- **TASK OBJECTIVE**:
Identify, in the records below, every line where the string "main" appears, and copy each such line.

- **PROVIDED MATERIAL**:
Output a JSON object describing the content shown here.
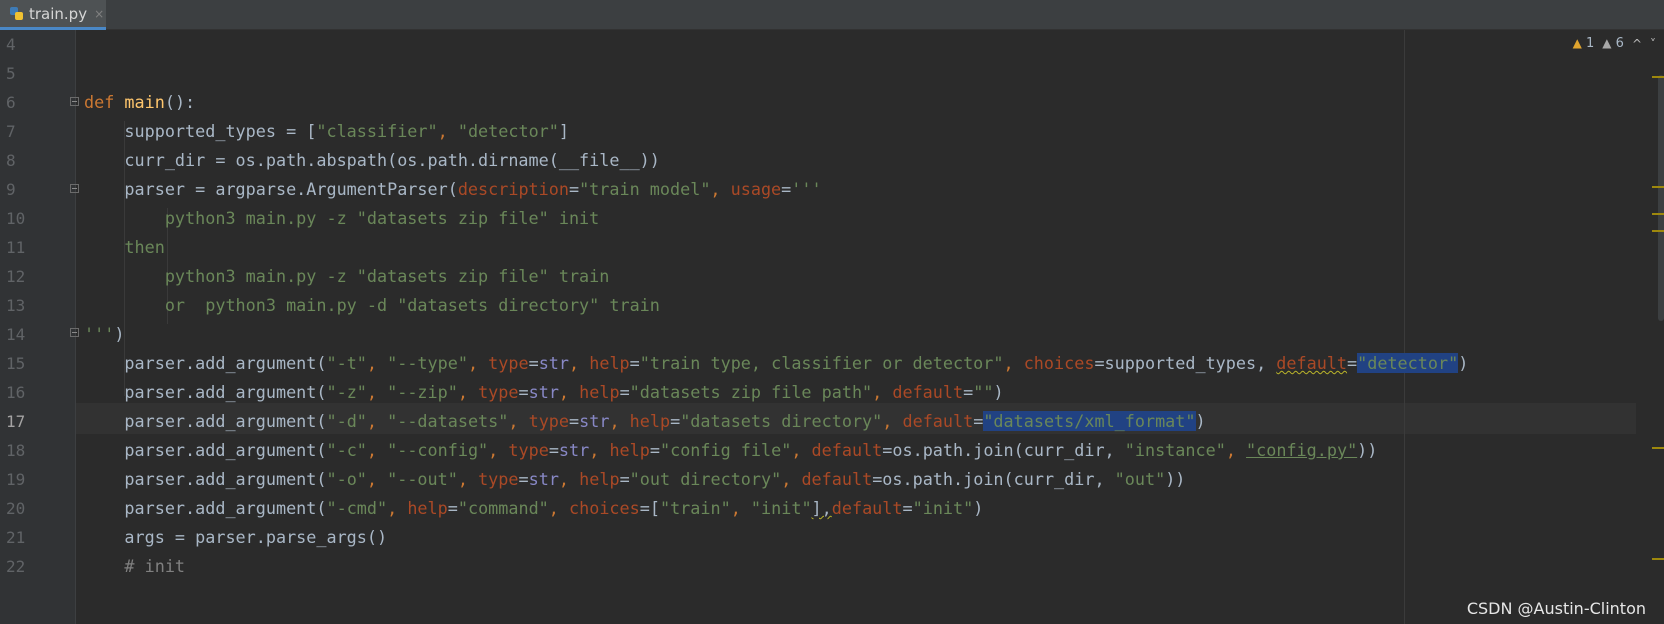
{
  "tab": {
    "filename": "train.py",
    "close": "×",
    "icon": "python-file-icon"
  },
  "inspections": {
    "warnings": "1",
    "weak_warnings": "6",
    "up": "^",
    "down": "˅"
  },
  "line_numbers": [
    "4",
    "5",
    "6",
    "7",
    "8",
    "9",
    "10",
    "11",
    "12",
    "13",
    "14",
    "15",
    "16",
    "17",
    "18",
    "19",
    "20",
    "21",
    "22"
  ],
  "current_line": "17",
  "code": {
    "l4": "",
    "l5": "",
    "l6": {
      "kw": "def",
      "name": "main",
      "rest": "():"
    },
    "l7": {
      "a": "    supported_types = [",
      "s1": "\"classifier\"",
      "c": ", ",
      "s2": "\"detector\"",
      "e": "]"
    },
    "l8": {
      "a": "    curr_dir = os.path.abspath(os.path.dirname(__file__))"
    },
    "l9": {
      "a": "    parser = argparse.ArgumentParser(",
      "p1": "description",
      "eq1": "=",
      "s1": "\"train model\"",
      "c": ", ",
      "p2": "usage",
      "eq2": "=",
      "s2": "'''"
    },
    "l10": "        python3 main.py -z \"datasets zip file\" init",
    "l11": "    then",
    "l12": "        python3 main.py -z \"datasets zip file\" train",
    "l13": "        or  python3 main.py -d \"datasets directory\" train",
    "l14": {
      "s": "'''",
      "e": ")"
    },
    "l15": {
      "a": "    parser.add_argument(",
      "s1": "\"-t\"",
      "c1": ", ",
      "s2": "\"--type\"",
      "c2": ", ",
      "p1": "type",
      "eq1": "=",
      "b1": "str",
      "c3": ", ",
      "p2": "help",
      "eq2": "=",
      "s3": "\"train type, classifier or detector\"",
      "c4": ", ",
      "p3": "choices",
      "eq3": "=supported_types, ",
      "p4": "default",
      "eq4": "=",
      "s4": "\"detector\"",
      "e": ")"
    },
    "l16": {
      "a": "    parser.add_argument(",
      "s1": "\"-z\"",
      "c1": ", ",
      "s2": "\"--zip\"",
      "c2": ", ",
      "p1": "type",
      "eq1": "=",
      "b1": "str",
      "c3": ", ",
      "p2": "help",
      "eq2": "=",
      "s3": "\"datasets zip file path\"",
      "c4": ", ",
      "p3": "default",
      "eq3": "=",
      "s4": "\"\"",
      "e": ")"
    },
    "l17": {
      "a": "    parser.add_argument(",
      "s1": "\"-d\"",
      "c1": ", ",
      "s2": "\"--datasets\"",
      "c2": ", ",
      "p1": "type",
      "eq1": "=",
      "b1": "str",
      "c3": ", ",
      "p2": "help",
      "eq2": "=",
      "s3": "\"datasets directory\"",
      "c4": ", ",
      "p3": "default",
      "eq3": "=",
      "s4": "\"datasets/xml_format\"",
      "e": ")"
    },
    "l18": {
      "a": "    parser.add_argument(",
      "s1": "\"-c\"",
      "c1": ", ",
      "s2": "\"--config\"",
      "c2": ", ",
      "p1": "type",
      "eq1": "=",
      "b1": "str",
      "c3": ", ",
      "p2": "help",
      "eq2": "=",
      "s3": "\"config file\"",
      "c4": ", ",
      "p3": "default",
      "eq3": "=os.path.join(curr_dir, ",
      "s4": "\"instance\"",
      "c5": ", ",
      "s5": "\"config.py\"",
      "e": "))"
    },
    "l19": {
      "a": "    parser.add_argument(",
      "s1": "\"-o\"",
      "c1": ", ",
      "s2": "\"--out\"",
      "c2": ", ",
      "p1": "type",
      "eq1": "=",
      "b1": "str",
      "c3": ", ",
      "p2": "help",
      "eq2": "=",
      "s3": "\"out directory\"",
      "c4": ", ",
      "p3": "default",
      "eq3": "=os.path.join(curr_dir, ",
      "s4": "\"out\"",
      "e": "))"
    },
    "l20": {
      "a": "    parser.add_argument(",
      "s1": "\"-cmd\"",
      "c1": ", ",
      "p1": "help",
      "eq1": "=",
      "s2": "\"command\"",
      "c2": ", ",
      "p2": "choices",
      "eq2": "=[",
      "s3": "\"train\"",
      "c3": ", ",
      "s4": "\"init\"",
      "c4": "],",
      "p3": "default",
      "eq3": "=",
      "s5": "\"init\"",
      "e": ")"
    },
    "l21": "    args = parser.parse_args()",
    "l22": "    # init"
  },
  "watermark": "CSDN @Austin-Clinton",
  "colors": {
    "keyword": "#cc7832",
    "function": "#ffc66d",
    "string": "#6a8759",
    "param": "#aa4926",
    "builtin": "#8888c6",
    "selection": "#214283"
  }
}
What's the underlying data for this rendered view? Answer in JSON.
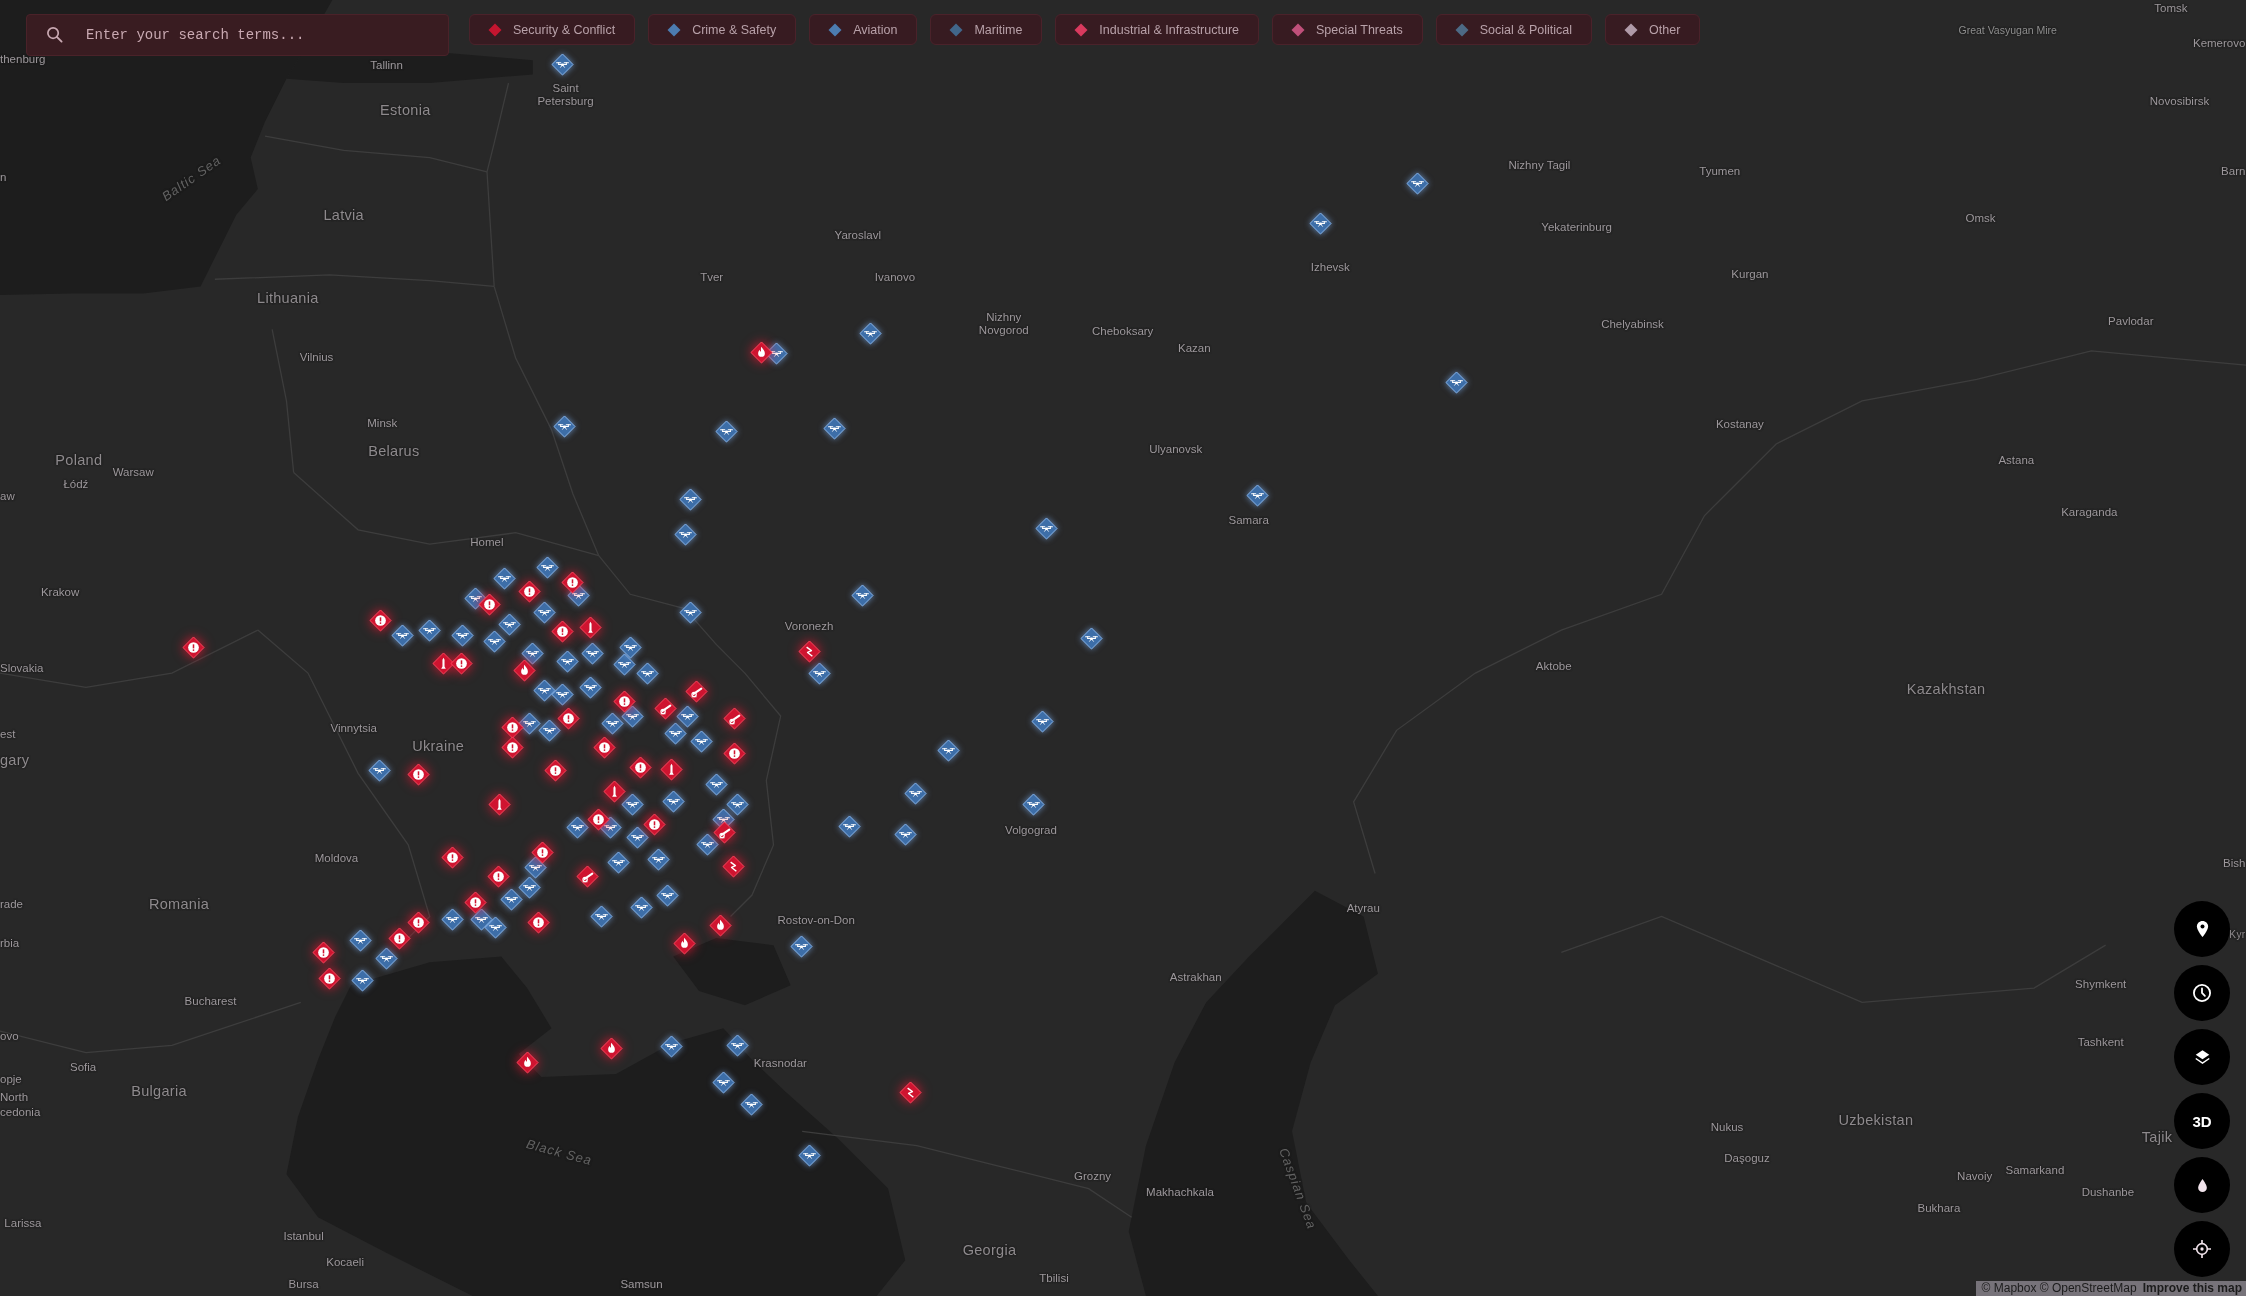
{
  "search": {
    "placeholder": "Enter your search terms..."
  },
  "filters": [
    {
      "label": "Security & Conflict",
      "color": "#c4152f"
    },
    {
      "label": "Crime & Safety",
      "color": "#4c7cb0"
    },
    {
      "label": "Aviation",
      "color": "#4c7cb0"
    },
    {
      "label": "Maritime",
      "color": "#41668a"
    },
    {
      "label": "Industrial & Infrastructure",
      "color": "#d83a5e"
    },
    {
      "label": "Special Threats",
      "color": "#c0507a"
    },
    {
      "label": "Social & Political",
      "color": "#4d6a85"
    },
    {
      "label": "Other",
      "color": "#b09aa8"
    }
  ],
  "map": {
    "labels": [
      {
        "text": "Tomsk",
        "kind": "city"
      },
      {
        "text": "Great Vasyugan Mire",
        "kind": "region"
      },
      {
        "text": "Kemerovo",
        "kind": "city"
      },
      {
        "text": "thenburg",
        "kind": "city"
      },
      {
        "text": "Tallinn",
        "kind": "city"
      },
      {
        "text": "Saint Petersburg",
        "kind": "city"
      },
      {
        "text": "Novosibirsk",
        "kind": "city"
      },
      {
        "text": "Estonia",
        "kind": "country"
      },
      {
        "text": "n",
        "kind": "city"
      },
      {
        "text": "Baltic Sea",
        "kind": "sea"
      },
      {
        "text": "Nizhny Tagil",
        "kind": "city"
      },
      {
        "text": "Tyumen",
        "kind": "city"
      },
      {
        "text": "Barn",
        "kind": "city"
      },
      {
        "text": "Latvia",
        "kind": "country"
      },
      {
        "text": "Yekaterinburg",
        "kind": "city"
      },
      {
        "text": "Omsk",
        "kind": "city"
      },
      {
        "text": "Yaroslavl",
        "kind": "city"
      },
      {
        "text": "Tver",
        "kind": "city"
      },
      {
        "text": "Ivanovo",
        "kind": "city"
      },
      {
        "text": "Izhevsk",
        "kind": "city"
      },
      {
        "text": "Kurgan",
        "kind": "city"
      },
      {
        "text": "Lithuania",
        "kind": "country"
      },
      {
        "text": "Nizhny Novgorod",
        "kind": "city"
      },
      {
        "text": "Cheboksary",
        "kind": "city"
      },
      {
        "text": "Chelyabinsk",
        "kind": "city"
      },
      {
        "text": "Pavlodar",
        "kind": "city"
      },
      {
        "text": "Vilnius",
        "kind": "city"
      },
      {
        "text": "Kazan",
        "kind": "city"
      },
      {
        "text": "Minsk",
        "kind": "city"
      },
      {
        "text": "Kostanay",
        "kind": "city"
      },
      {
        "text": "Poland",
        "kind": "country"
      },
      {
        "text": "Belarus",
        "kind": "country"
      },
      {
        "text": "Ulyanovsk",
        "kind": "city"
      },
      {
        "text": "Astana",
        "kind": "city"
      },
      {
        "text": "Warsaw",
        "kind": "city"
      },
      {
        "text": "Łódź",
        "kind": "city"
      },
      {
        "text": "aw",
        "kind": "city"
      },
      {
        "text": "Samara",
        "kind": "city"
      },
      {
        "text": "Karaganda",
        "kind": "city"
      },
      {
        "text": "Homel",
        "kind": "city"
      },
      {
        "text": "Krakow",
        "kind": "city"
      },
      {
        "text": "Voronezh",
        "kind": "city"
      },
      {
        "text": "Slovakia",
        "kind": "city"
      },
      {
        "text": "Aktobe",
        "kind": "city"
      },
      {
        "text": "Kazakhstan",
        "kind": "country"
      },
      {
        "text": "est",
        "kind": "city"
      },
      {
        "text": "Vinnytsia",
        "kind": "city"
      },
      {
        "text": "Ukraine",
        "kind": "country"
      },
      {
        "text": "gary",
        "kind": "country"
      },
      {
        "text": "Volgograd",
        "kind": "city"
      },
      {
        "text": "Moldova",
        "kind": "city"
      },
      {
        "text": "Bish",
        "kind": "city"
      },
      {
        "text": "rade",
        "kind": "city"
      },
      {
        "text": "Romania",
        "kind": "country"
      },
      {
        "text": "Atyrau",
        "kind": "city"
      },
      {
        "text": "Rostov-on-Don",
        "kind": "city"
      },
      {
        "text": "Kyr",
        "kind": "country"
      },
      {
        "text": "rbia",
        "kind": "city"
      },
      {
        "text": "Astrakhan",
        "kind": "city"
      },
      {
        "text": "Shymkent",
        "kind": "city"
      },
      {
        "text": "Bucharest",
        "kind": "city"
      },
      {
        "text": "ovo",
        "kind": "city"
      },
      {
        "text": "Tashkent",
        "kind": "city"
      },
      {
        "text": "Sofia",
        "kind": "city"
      },
      {
        "text": "Krasnodar",
        "kind": "city"
      },
      {
        "text": "opje",
        "kind": "city"
      },
      {
        "text": "North",
        "kind": "city"
      },
      {
        "text": "Bulgaria",
        "kind": "country"
      },
      {
        "text": "cedonia",
        "kind": "city"
      },
      {
        "text": "Uzbekistan",
        "kind": "country"
      },
      {
        "text": "Nukus",
        "kind": "city"
      },
      {
        "text": "Tajik",
        "kind": "country"
      },
      {
        "text": "Black Sea",
        "kind": "sea"
      },
      {
        "text": "Daşoguz",
        "kind": "city"
      },
      {
        "text": "Grozny",
        "kind": "city"
      },
      {
        "text": "Navoiy",
        "kind": "city"
      },
      {
        "text": "Samarkand",
        "kind": "city"
      },
      {
        "text": "Makhachkala",
        "kind": "city"
      },
      {
        "text": "Caspian Sea",
        "kind": "sea"
      },
      {
        "text": "Dushanbe",
        "kind": "city"
      },
      {
        "text": "Bukhara",
        "kind": "city"
      },
      {
        "text": "Larissa",
        "kind": "city"
      },
      {
        "text": "Istanbul",
        "kind": "city"
      },
      {
        "text": "Georgia",
        "kind": "country"
      },
      {
        "text": "Kocaeli",
        "kind": "city"
      },
      {
        "text": "Tbilisi",
        "kind": "city"
      },
      {
        "text": "Bursa",
        "kind": "city"
      },
      {
        "text": "Samsun",
        "kind": "city"
      }
    ],
    "markers": [
      {
        "kind": "drone"
      },
      {
        "kind": "drone"
      },
      {
        "kind": "drone"
      },
      {
        "kind": "drone"
      },
      {
        "kind": "drone"
      },
      {
        "kind": "drone"
      },
      {
        "kind": "drone"
      },
      {
        "kind": "drone"
      },
      {
        "kind": "drone"
      },
      {
        "kind": "drone"
      },
      {
        "kind": "drone"
      },
      {
        "kind": "drone"
      },
      {
        "kind": "drone"
      },
      {
        "kind": "drone"
      },
      {
        "kind": "drone"
      },
      {
        "kind": "drone"
      },
      {
        "kind": "drone"
      },
      {
        "kind": "drone"
      },
      {
        "kind": "drone"
      },
      {
        "kind": "drone"
      },
      {
        "kind": "drone"
      },
      {
        "kind": "drone"
      },
      {
        "kind": "drone"
      },
      {
        "kind": "drone"
      },
      {
        "kind": "drone"
      },
      {
        "kind": "drone"
      },
      {
        "kind": "drone"
      },
      {
        "kind": "drone"
      },
      {
        "kind": "drone"
      },
      {
        "kind": "drone"
      },
      {
        "kind": "drone"
      },
      {
        "kind": "drone"
      },
      {
        "kind": "drone"
      },
      {
        "kind": "alert"
      },
      {
        "kind": "fire"
      },
      {
        "kind": "strike"
      },
      {
        "kind": "strike"
      },
      {
        "kind": "fire"
      },
      {
        "kind": "fire"
      },
      {
        "kind": "fire"
      },
      {
        "kind": "fire"
      },
      {
        "kind": "alert"
      },
      {
        "kind": "alert"
      },
      {
        "kind": "alert"
      },
      {
        "kind": "alert"
      },
      {
        "kind": "alert"
      },
      {
        "kind": "alert"
      },
      {
        "kind": "missile"
      },
      {
        "kind": "alert"
      },
      {
        "kind": "drone"
      },
      {
        "kind": "drone"
      },
      {
        "kind": "drone"
      },
      {
        "kind": "drone"
      },
      {
        "kind": "drone"
      },
      {
        "kind": "drone"
      },
      {
        "kind": "drone"
      },
      {
        "kind": "drone"
      },
      {
        "kind": "drone"
      },
      {
        "kind": "drone"
      },
      {
        "kind": "drone"
      },
      {
        "kind": "drone"
      },
      {
        "kind": "drone"
      },
      {
        "kind": "drone"
      },
      {
        "kind": "drone"
      },
      {
        "kind": "drone"
      },
      {
        "kind": "drone"
      },
      {
        "kind": "drone"
      },
      {
        "kind": "drone"
      },
      {
        "kind": "drone"
      },
      {
        "kind": "drone"
      },
      {
        "kind": "drone"
      },
      {
        "kind": "drone"
      },
      {
        "kind": "drone"
      },
      {
        "kind": "drone"
      },
      {
        "kind": "drone"
      },
      {
        "kind": "drone"
      },
      {
        "kind": "drone"
      },
      {
        "kind": "drone"
      },
      {
        "kind": "drone"
      },
      {
        "kind": "drone"
      },
      {
        "kind": "drone"
      },
      {
        "kind": "drone"
      },
      {
        "kind": "drone"
      },
      {
        "kind": "drone"
      },
      {
        "kind": "drone"
      },
      {
        "kind": "drone"
      },
      {
        "kind": "drone"
      },
      {
        "kind": "drone"
      },
      {
        "kind": "drone"
      },
      {
        "kind": "drone"
      },
      {
        "kind": "drone"
      },
      {
        "kind": "drone"
      },
      {
        "kind": "drone"
      },
      {
        "kind": "drone"
      },
      {
        "kind": "drone"
      },
      {
        "kind": "alert"
      },
      {
        "kind": "alert"
      },
      {
        "kind": "alert"
      },
      {
        "kind": "alert"
      },
      {
        "kind": "missile"
      },
      {
        "kind": "missile"
      },
      {
        "kind": "alert"
      },
      {
        "kind": "fire"
      },
      {
        "kind": "alert"
      },
      {
        "kind": "alert"
      },
      {
        "kind": "alert"
      },
      {
        "kind": "alert"
      },
      {
        "kind": "alert"
      },
      {
        "kind": "alert"
      },
      {
        "kind": "missile"
      },
      {
        "kind": "alert"
      },
      {
        "kind": "artillery"
      },
      {
        "kind": "artillery"
      },
      {
        "kind": "artillery"
      },
      {
        "kind": "missile"
      },
      {
        "kind": "alert"
      },
      {
        "kind": "alert"
      },
      {
        "kind": "artillery"
      },
      {
        "kind": "strike"
      },
      {
        "kind": "alert"
      },
      {
        "kind": "alert"
      },
      {
        "kind": "alert"
      },
      {
        "kind": "alert"
      },
      {
        "kind": "artillery"
      },
      {
        "kind": "alert"
      }
    ]
  },
  "map_controls": [
    {
      "kind": "pin"
    },
    {
      "kind": "clock"
    },
    {
      "kind": "layers"
    },
    {
      "kind": "text",
      "label": "3D"
    },
    {
      "kind": "drop"
    },
    {
      "kind": "locate"
    }
  ],
  "attribution": {
    "text": "© Mapbox © OpenStreetMap",
    "link": "Improve this map"
  }
}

- **WRITTEN REPLY**:
      "name": "main",
    "l10": "        python3 main.py -z \"datasets zip file\" init",
    "l12": "        python3 main.py -z \"datasets zip file\" train",
    "l13": "        or  python3 main.py -d \"datasets directory\" train",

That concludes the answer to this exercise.